* START *
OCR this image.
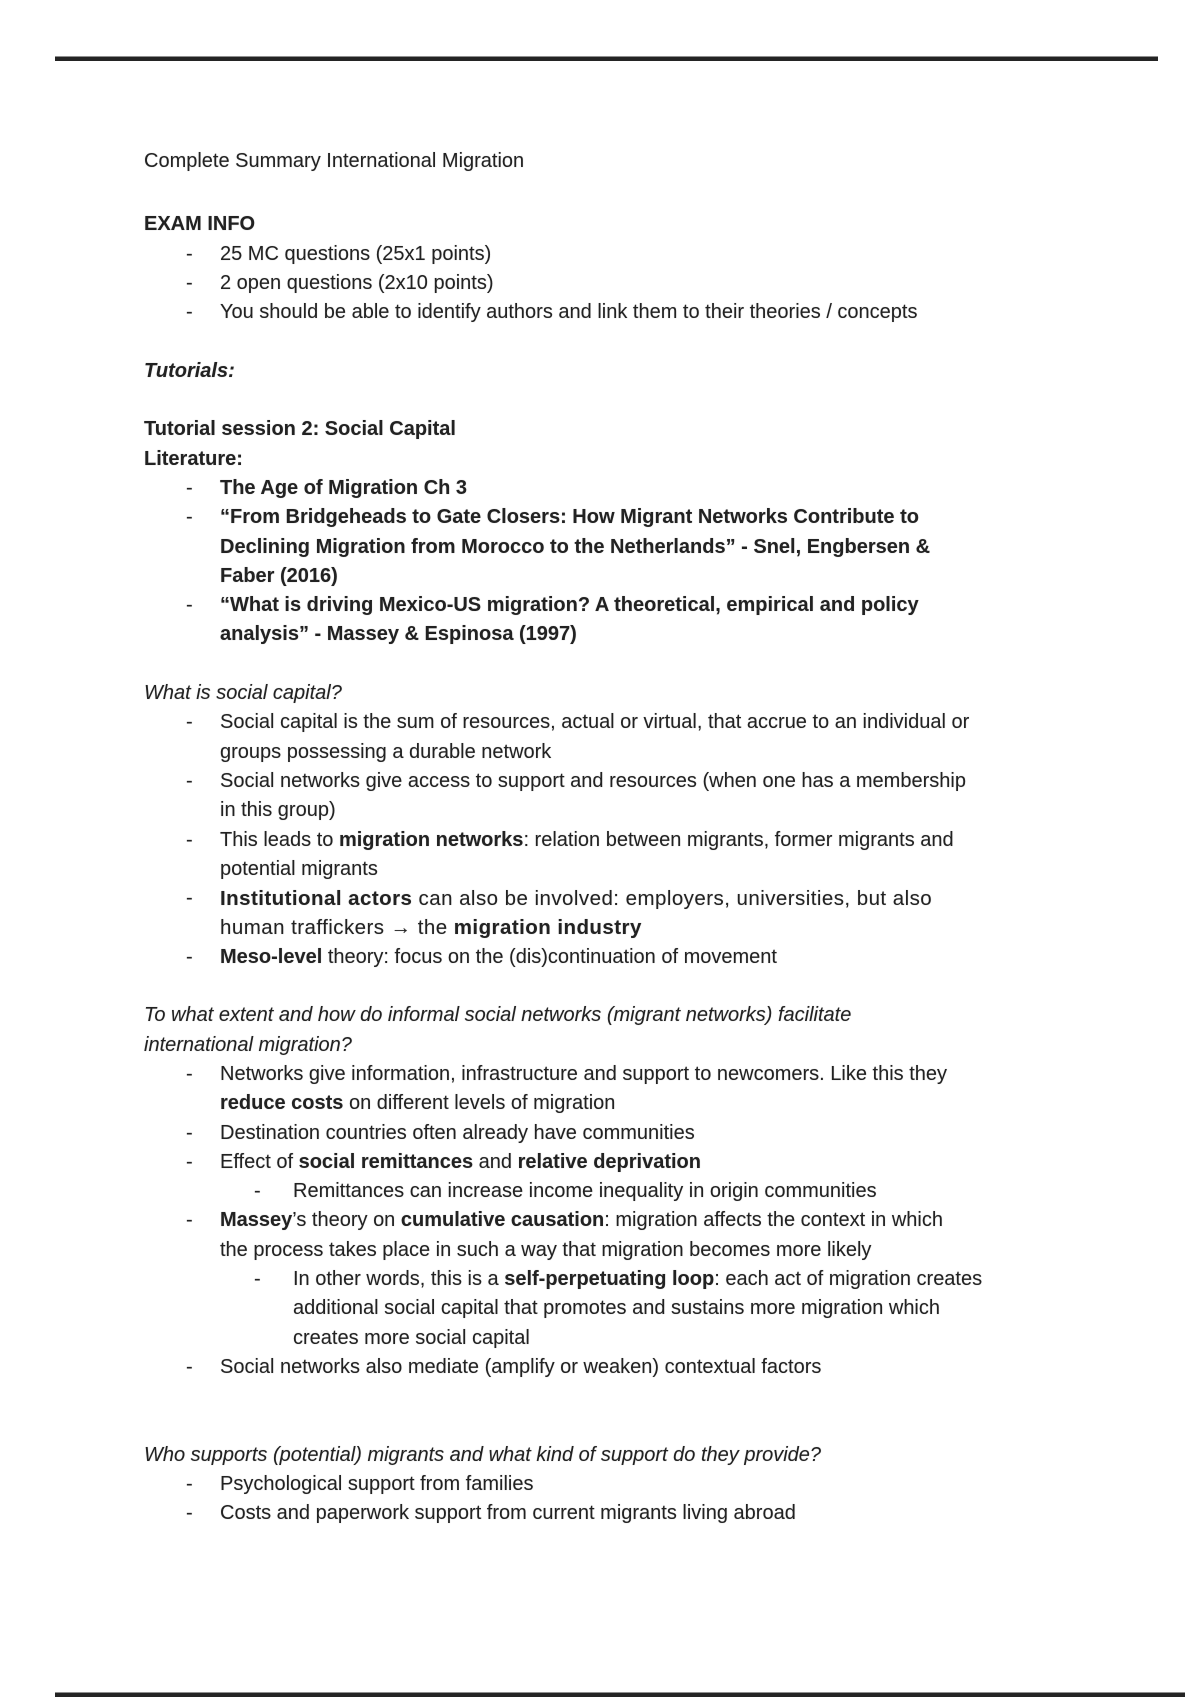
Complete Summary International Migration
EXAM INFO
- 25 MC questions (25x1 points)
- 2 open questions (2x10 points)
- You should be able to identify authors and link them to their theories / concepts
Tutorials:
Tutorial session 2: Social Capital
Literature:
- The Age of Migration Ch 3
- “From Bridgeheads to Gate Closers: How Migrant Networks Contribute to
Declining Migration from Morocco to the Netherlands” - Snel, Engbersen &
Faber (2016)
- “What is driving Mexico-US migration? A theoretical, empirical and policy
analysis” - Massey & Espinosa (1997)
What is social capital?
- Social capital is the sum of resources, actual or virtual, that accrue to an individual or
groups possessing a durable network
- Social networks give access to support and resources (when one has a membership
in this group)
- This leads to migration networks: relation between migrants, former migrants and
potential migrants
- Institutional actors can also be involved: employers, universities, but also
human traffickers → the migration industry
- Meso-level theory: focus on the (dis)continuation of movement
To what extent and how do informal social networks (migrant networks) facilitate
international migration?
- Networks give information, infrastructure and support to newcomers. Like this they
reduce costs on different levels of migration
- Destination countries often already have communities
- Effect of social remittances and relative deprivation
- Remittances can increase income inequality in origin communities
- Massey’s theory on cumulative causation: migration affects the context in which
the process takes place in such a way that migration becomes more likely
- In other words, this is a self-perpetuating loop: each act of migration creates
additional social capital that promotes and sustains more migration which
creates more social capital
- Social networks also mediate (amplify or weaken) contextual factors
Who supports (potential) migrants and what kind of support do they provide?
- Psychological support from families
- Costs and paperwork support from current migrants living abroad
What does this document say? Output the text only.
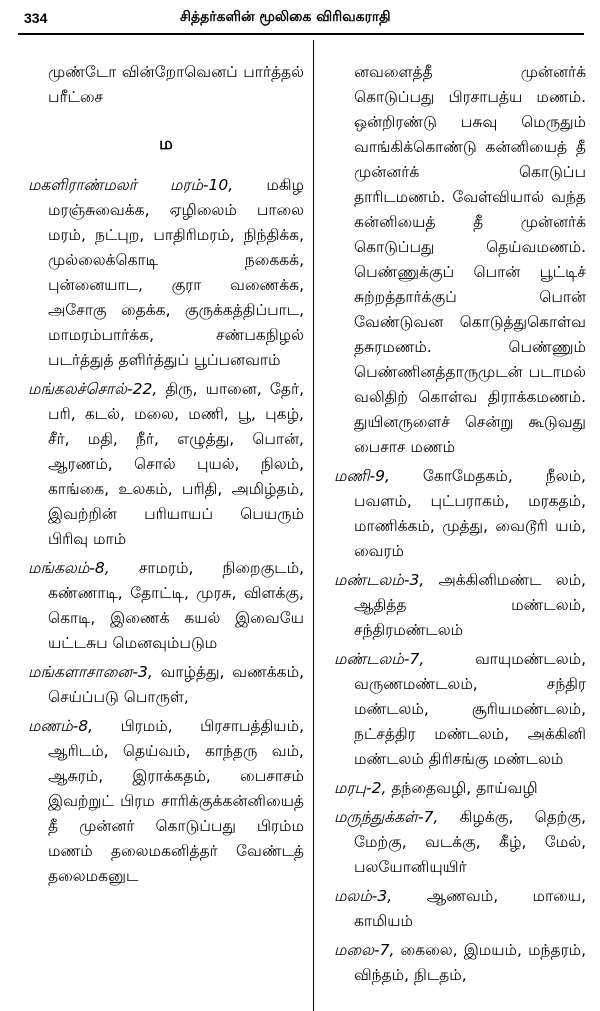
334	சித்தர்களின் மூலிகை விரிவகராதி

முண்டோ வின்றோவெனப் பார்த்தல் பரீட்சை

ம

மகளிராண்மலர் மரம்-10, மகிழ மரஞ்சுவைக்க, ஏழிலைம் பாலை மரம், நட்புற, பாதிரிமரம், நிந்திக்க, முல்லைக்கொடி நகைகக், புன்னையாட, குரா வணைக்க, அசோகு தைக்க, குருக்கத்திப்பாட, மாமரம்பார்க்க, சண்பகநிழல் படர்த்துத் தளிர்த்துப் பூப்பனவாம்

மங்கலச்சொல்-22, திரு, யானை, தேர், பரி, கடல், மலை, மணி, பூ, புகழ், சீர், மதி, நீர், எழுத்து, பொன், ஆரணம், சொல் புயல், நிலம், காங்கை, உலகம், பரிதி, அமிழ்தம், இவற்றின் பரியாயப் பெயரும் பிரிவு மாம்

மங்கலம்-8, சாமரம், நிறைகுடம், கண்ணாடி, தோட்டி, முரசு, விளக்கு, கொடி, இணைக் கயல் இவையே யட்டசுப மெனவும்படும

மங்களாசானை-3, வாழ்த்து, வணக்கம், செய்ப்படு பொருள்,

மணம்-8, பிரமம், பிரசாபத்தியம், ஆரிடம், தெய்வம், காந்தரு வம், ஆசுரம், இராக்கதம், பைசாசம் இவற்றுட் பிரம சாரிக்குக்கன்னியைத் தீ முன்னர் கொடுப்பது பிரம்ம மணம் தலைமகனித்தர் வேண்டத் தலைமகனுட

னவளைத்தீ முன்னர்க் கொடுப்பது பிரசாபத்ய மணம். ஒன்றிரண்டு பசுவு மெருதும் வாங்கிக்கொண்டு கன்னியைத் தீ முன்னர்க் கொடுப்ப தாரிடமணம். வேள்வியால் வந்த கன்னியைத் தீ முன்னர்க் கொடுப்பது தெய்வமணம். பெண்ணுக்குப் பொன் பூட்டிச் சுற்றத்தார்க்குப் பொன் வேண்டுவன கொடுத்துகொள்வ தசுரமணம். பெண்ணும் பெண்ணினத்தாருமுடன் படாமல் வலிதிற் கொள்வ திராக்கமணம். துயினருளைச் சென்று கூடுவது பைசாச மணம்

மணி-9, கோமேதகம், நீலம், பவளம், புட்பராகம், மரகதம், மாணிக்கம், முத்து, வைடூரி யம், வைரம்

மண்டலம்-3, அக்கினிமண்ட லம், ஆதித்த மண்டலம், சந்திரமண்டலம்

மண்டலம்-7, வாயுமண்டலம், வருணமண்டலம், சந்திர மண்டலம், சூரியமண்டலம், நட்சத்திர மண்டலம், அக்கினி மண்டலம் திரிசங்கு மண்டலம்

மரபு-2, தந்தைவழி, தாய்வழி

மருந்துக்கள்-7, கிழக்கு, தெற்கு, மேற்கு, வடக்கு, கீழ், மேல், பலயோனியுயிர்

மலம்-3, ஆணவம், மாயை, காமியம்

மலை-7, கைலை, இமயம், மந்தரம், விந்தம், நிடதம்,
* END *
§ What is expected
Give only a number: how many lines of the data hold the string "points"?

§ Problem solution
2